[Figure data in JSON]
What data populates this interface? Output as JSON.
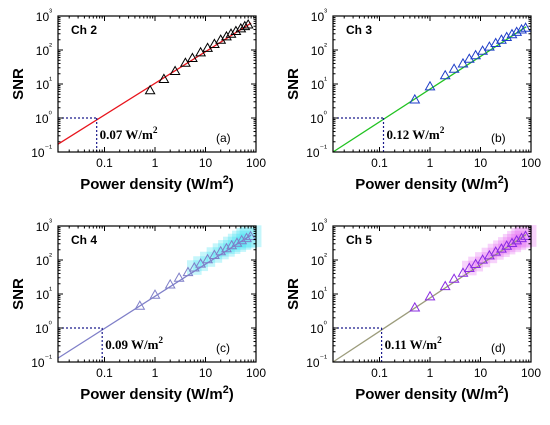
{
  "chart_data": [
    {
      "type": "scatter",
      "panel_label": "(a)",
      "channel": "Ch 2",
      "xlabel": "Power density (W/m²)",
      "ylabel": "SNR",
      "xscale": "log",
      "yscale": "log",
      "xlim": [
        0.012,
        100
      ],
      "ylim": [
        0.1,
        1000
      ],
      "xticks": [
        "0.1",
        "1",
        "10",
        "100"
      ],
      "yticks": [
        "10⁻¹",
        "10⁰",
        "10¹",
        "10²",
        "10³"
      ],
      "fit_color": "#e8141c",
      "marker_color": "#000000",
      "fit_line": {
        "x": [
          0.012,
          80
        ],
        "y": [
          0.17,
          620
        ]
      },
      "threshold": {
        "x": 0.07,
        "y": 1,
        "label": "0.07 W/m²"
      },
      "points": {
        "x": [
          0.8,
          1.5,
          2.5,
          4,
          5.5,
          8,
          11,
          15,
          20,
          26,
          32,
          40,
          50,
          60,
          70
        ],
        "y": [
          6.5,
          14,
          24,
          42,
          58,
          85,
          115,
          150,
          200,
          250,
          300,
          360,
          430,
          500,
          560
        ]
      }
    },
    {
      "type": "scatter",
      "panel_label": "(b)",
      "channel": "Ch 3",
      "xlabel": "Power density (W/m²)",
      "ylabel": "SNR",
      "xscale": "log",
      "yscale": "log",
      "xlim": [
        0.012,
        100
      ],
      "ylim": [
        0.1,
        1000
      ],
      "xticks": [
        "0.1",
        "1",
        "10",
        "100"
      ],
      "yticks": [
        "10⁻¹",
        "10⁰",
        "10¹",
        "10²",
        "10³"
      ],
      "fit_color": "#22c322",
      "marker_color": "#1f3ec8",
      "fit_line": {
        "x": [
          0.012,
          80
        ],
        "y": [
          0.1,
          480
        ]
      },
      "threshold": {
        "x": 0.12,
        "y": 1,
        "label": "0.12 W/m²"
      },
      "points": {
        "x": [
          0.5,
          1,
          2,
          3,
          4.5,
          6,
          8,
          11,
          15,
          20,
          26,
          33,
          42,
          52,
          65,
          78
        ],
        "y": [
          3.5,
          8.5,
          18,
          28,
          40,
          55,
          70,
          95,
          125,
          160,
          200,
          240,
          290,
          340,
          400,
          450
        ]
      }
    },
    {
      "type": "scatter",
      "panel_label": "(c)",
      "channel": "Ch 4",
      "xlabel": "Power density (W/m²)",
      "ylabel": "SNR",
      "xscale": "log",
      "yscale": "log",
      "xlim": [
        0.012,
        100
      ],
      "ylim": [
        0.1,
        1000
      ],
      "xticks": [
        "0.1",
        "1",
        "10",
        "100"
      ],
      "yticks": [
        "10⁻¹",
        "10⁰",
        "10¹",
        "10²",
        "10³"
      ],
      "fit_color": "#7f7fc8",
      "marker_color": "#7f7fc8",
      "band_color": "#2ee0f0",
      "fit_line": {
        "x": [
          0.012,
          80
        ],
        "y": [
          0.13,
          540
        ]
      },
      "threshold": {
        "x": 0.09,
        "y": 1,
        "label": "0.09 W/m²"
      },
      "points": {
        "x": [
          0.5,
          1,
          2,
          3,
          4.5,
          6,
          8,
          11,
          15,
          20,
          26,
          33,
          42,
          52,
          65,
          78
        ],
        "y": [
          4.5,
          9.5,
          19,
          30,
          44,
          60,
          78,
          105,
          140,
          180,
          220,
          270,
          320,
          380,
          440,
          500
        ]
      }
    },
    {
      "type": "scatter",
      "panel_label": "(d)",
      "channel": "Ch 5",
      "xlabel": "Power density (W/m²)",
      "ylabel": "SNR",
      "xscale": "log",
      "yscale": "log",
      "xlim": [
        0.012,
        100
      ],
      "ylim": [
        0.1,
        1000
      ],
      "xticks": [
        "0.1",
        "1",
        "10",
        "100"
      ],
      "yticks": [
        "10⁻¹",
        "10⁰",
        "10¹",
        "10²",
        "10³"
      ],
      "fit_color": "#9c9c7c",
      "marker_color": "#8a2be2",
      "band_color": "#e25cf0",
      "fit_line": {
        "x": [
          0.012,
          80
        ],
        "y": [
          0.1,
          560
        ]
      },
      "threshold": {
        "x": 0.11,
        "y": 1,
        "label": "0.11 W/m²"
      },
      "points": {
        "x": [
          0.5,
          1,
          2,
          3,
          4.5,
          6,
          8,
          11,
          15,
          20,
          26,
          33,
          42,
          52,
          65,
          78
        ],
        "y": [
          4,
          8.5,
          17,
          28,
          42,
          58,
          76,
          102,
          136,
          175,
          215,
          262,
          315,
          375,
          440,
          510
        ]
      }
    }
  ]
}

• [Work to complete]: Repeat the material above word for word and skip every image in it.

• [Solution to this task]:
What data populates this interface? Output as JSON.
{
  "chart_data": [
    {
      "type": "scatter",
      "panel_label": "(a)",
      "channel": "Ch 2",
      "xlabel": "Power density (W/m²)",
      "ylabel": "SNR",
      "xscale": "log",
      "yscale": "log",
      "xlim": [
        0.012,
        100
      ],
      "ylim": [
        0.1,
        1000
      ],
      "xticks": [
        "0.1",
        "1",
        "10",
        "100"
      ],
      "yticks": [
        "10⁻¹",
        "10⁰",
        "10¹",
        "10²",
        "10³"
      ],
      "fit_color": "#e8141c",
      "marker_color": "#000000",
      "fit_line": {
        "x": [
          0.012,
          80
        ],
        "y": [
          0.17,
          620
        ]
      },
      "threshold": {
        "x": 0.07,
        "y": 1,
        "label": "0.07 W/m²"
      },
      "points": {
        "x": [
          0.8,
          1.5,
          2.5,
          4,
          5.5,
          8,
          11,
          15,
          20,
          26,
          32,
          40,
          50,
          60,
          70
        ],
        "y": [
          6.5,
          14,
          24,
          42,
          58,
          85,
          115,
          150,
          200,
          250,
          300,
          360,
          430,
          500,
          560
        ]
      }
    },
    {
      "type": "scatter",
      "panel_label": "(b)",
      "channel": "Ch 3",
      "xlabel": "Power density (W/m²)",
      "ylabel": "SNR",
      "xscale": "log",
      "yscale": "log",
      "xlim": [
        0.012,
        100
      ],
      "ylim": [
        0.1,
        1000
      ],
      "xticks": [
        "0.1",
        "1",
        "10",
        "100"
      ],
      "yticks": [
        "10⁻¹",
        "10⁰",
        "10¹",
        "10²",
        "10³"
      ],
      "fit_color": "#22c322",
      "marker_color": "#1f3ec8",
      "fit_line": {
        "x": [
          0.012,
          80
        ],
        "y": [
          0.1,
          480
        ]
      },
      "threshold": {
        "x": 0.12,
        "y": 1,
        "label": "0.12 W/m²"
      },
      "points": {
        "x": [
          0.5,
          1,
          2,
          3,
          4.5,
          6,
          8,
          11,
          15,
          20,
          26,
          33,
          42,
          52,
          65,
          78
        ],
        "y": [
          3.5,
          8.5,
          18,
          28,
          40,
          55,
          70,
          95,
          125,
          160,
          200,
          240,
          290,
          340,
          400,
          450
        ]
      }
    },
    {
      "type": "scatter",
      "panel_label": "(c)",
      "channel": "Ch 4",
      "xlabel": "Power density (W/m²)",
      "ylabel": "SNR",
      "xscale": "log",
      "yscale": "log",
      "xlim": [
        0.012,
        100
      ],
      "ylim": [
        0.1,
        1000
      ],
      "xticks": [
        "0.1",
        "1",
        "10",
        "100"
      ],
      "yticks": [
        "10⁻¹",
        "10⁰",
        "10¹",
        "10²",
        "10³"
      ],
      "fit_color": "#7f7fc8",
      "marker_color": "#7f7fc8",
      "band_color": "#2ee0f0",
      "fit_line": {
        "x": [
          0.012,
          80
        ],
        "y": [
          0.13,
          540
        ]
      },
      "threshold": {
        "x": 0.09,
        "y": 1,
        "label": "0.09 W/m²"
      },
      "points": {
        "x": [
          0.5,
          1,
          2,
          3,
          4.5,
          6,
          8,
          11,
          15,
          20,
          26,
          33,
          42,
          52,
          65,
          78
        ],
        "y": [
          4.5,
          9.5,
          19,
          30,
          44,
          60,
          78,
          105,
          140,
          180,
          220,
          270,
          320,
          380,
          440,
          500
        ]
      }
    },
    {
      "type": "scatter",
      "panel_label": "(d)",
      "channel": "Ch 5",
      "xlabel": "Power density (W/m²)",
      "ylabel": "SNR",
      "xscale": "log",
      "yscale": "log",
      "xlim": [
        0.012,
        100
      ],
      "ylim": [
        0.1,
        1000
      ],
      "xticks": [
        "0.1",
        "1",
        "10",
        "100"
      ],
      "yticks": [
        "10⁻¹",
        "10⁰",
        "10¹",
        "10²",
        "10³"
      ],
      "fit_color": "#9c9c7c",
      "marker_color": "#8a2be2",
      "band_color": "#e25cf0",
      "fit_line": {
        "x": [
          0.012,
          80
        ],
        "y": [
          0.1,
          560
        ]
      },
      "threshold": {
        "x": 0.11,
        "y": 1,
        "label": "0.11 W/m²"
      },
      "points": {
        "x": [
          0.5,
          1,
          2,
          3,
          4.5,
          6,
          8,
          11,
          15,
          20,
          26,
          33,
          42,
          52,
          65,
          78
        ],
        "y": [
          4,
          8.5,
          17,
          28,
          42,
          58,
          76,
          102,
          136,
          175,
          215,
          262,
          315,
          375,
          440,
          510
        ]
      }
    }
  ]
}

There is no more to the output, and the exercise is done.